**Objective**
Can you reproduce the listing from its start through the line holding "- point-label-right: rückwärtsgewandt", inclusive, swapping "elements" for "items" and leaving everything else unchanged?

**Task inputs**
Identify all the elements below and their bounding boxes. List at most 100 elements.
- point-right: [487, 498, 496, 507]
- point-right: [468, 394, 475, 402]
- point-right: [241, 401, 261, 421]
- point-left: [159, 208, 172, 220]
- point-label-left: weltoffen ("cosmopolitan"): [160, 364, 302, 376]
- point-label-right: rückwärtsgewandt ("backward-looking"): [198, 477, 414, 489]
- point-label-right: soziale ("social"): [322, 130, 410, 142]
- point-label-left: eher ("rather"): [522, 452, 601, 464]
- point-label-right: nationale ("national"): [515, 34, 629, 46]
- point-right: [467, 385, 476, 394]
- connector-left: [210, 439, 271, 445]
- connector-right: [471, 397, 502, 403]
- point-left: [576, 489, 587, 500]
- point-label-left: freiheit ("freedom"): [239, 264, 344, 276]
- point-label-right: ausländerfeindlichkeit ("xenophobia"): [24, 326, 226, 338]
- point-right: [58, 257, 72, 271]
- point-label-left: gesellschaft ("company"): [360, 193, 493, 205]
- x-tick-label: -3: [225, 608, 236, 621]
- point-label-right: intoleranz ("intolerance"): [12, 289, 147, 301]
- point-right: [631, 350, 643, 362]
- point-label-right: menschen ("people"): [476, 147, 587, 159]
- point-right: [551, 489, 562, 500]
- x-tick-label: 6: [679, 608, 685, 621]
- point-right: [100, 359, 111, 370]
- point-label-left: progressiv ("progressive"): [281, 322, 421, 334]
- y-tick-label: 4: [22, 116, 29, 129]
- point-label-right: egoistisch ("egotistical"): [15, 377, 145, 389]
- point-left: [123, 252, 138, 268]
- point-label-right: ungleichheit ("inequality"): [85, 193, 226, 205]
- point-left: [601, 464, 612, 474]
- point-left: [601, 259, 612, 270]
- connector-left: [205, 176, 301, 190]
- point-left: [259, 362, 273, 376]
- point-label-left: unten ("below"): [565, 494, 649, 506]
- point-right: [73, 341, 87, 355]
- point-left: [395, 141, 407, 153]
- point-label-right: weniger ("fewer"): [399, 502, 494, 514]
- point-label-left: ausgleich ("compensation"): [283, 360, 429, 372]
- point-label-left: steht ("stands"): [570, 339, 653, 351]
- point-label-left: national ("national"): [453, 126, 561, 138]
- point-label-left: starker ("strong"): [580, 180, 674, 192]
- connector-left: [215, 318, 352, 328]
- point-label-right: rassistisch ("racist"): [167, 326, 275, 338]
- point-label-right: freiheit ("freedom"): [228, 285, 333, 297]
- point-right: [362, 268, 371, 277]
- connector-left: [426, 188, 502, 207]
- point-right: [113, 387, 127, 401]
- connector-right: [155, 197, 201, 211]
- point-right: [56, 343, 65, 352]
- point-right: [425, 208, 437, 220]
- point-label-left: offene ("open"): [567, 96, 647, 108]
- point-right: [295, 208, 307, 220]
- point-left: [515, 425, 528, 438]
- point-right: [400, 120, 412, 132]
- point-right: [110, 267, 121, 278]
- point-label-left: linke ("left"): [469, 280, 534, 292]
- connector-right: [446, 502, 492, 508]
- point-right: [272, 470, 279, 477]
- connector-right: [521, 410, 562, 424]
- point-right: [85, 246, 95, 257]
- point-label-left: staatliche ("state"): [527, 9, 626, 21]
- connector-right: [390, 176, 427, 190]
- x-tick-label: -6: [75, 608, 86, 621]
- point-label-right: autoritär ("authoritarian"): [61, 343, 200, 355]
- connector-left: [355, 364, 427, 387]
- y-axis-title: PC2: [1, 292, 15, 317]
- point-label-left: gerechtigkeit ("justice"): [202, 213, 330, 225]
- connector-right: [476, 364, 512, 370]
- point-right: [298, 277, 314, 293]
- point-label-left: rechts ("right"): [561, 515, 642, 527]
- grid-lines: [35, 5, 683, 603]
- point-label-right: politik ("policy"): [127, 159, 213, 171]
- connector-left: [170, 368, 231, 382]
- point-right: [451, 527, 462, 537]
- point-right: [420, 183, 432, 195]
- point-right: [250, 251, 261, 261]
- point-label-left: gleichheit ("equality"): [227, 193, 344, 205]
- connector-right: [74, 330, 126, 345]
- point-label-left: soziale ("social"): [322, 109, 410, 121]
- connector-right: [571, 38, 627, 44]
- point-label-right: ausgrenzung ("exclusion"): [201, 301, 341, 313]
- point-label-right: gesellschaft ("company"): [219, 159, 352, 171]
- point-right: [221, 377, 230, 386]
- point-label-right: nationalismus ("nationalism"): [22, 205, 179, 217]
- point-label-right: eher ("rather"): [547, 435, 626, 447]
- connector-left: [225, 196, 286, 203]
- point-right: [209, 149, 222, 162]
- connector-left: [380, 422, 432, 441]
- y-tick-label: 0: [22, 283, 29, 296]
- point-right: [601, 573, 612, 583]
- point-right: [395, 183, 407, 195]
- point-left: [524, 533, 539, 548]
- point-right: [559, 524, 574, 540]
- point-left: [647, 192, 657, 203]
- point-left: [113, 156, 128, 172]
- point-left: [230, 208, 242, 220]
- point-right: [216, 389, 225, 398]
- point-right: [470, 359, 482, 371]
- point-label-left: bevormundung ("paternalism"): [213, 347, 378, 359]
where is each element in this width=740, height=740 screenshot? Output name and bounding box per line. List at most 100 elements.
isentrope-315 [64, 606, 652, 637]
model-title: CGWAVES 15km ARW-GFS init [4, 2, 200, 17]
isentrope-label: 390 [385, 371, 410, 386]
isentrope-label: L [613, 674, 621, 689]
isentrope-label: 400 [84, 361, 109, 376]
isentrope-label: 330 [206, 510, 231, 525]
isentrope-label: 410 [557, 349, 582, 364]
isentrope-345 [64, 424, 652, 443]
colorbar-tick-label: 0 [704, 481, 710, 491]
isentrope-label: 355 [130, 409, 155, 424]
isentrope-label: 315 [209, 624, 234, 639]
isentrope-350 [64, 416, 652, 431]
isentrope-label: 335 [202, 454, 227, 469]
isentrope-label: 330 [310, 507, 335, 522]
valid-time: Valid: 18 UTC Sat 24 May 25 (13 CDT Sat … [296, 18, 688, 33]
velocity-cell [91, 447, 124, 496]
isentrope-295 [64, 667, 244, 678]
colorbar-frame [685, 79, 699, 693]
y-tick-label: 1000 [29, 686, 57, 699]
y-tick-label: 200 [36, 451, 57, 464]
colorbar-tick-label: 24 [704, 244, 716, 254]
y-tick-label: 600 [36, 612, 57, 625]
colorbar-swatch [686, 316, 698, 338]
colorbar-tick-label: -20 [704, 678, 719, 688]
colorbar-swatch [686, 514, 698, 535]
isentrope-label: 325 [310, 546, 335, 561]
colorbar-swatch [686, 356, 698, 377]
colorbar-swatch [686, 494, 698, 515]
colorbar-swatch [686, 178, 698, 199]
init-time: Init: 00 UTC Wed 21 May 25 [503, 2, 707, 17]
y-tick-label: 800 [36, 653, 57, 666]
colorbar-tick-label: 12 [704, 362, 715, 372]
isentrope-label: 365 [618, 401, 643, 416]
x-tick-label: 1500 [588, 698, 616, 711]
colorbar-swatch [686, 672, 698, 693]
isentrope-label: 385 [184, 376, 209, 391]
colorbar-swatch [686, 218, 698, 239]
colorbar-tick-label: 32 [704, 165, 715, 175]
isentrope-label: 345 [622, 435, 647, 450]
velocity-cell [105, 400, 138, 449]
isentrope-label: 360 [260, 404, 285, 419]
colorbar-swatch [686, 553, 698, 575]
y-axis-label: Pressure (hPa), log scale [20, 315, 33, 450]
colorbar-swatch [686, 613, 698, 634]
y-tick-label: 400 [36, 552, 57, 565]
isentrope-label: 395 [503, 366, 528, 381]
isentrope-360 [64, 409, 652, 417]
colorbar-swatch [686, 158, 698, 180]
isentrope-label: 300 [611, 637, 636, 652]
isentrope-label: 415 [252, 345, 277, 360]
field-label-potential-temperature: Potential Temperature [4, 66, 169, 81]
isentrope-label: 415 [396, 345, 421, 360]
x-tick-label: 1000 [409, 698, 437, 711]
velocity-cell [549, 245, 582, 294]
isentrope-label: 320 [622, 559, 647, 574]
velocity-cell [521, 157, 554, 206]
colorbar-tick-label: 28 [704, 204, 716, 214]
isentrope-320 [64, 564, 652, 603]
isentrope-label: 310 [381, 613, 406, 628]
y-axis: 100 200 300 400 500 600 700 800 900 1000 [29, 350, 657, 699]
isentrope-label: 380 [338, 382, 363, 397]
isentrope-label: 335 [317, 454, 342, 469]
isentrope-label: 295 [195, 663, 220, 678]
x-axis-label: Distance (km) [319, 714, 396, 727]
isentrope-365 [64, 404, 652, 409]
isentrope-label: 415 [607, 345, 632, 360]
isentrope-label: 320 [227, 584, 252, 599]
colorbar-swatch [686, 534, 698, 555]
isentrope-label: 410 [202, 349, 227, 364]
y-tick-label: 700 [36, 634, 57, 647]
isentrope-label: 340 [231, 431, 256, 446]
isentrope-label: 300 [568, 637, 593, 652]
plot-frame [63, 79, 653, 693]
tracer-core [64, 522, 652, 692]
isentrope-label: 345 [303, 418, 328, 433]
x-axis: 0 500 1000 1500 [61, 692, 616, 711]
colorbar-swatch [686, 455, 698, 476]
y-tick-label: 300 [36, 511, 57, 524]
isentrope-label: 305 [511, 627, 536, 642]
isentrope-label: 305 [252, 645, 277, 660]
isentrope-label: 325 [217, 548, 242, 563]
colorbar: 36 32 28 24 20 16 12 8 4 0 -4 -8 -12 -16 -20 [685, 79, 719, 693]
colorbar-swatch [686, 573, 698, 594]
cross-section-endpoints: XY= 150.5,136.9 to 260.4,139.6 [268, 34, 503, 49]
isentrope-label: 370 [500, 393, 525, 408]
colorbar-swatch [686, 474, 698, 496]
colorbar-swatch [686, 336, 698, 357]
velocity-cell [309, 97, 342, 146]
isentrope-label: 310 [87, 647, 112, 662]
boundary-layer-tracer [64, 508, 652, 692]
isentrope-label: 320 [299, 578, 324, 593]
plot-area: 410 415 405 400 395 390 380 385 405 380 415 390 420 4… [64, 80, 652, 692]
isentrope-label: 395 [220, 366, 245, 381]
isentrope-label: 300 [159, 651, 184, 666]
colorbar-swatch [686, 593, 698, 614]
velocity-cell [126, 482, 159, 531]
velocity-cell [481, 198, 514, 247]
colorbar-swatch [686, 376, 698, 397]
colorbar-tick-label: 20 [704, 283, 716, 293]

**Written solution**
Identify all the items below and their bounding boxes. List at most 100 items.
- point-right: [487, 498, 496, 507]
- point-right: [468, 394, 475, 402]
- point-right: [241, 401, 261, 421]
- point-left: [159, 208, 172, 220]
- point-label-left: weltoffen ("cosmopolitan"): [160, 364, 302, 376]
- point-label-right: rückwärtsgewandt ("backward-looking"): [198, 477, 414, 489]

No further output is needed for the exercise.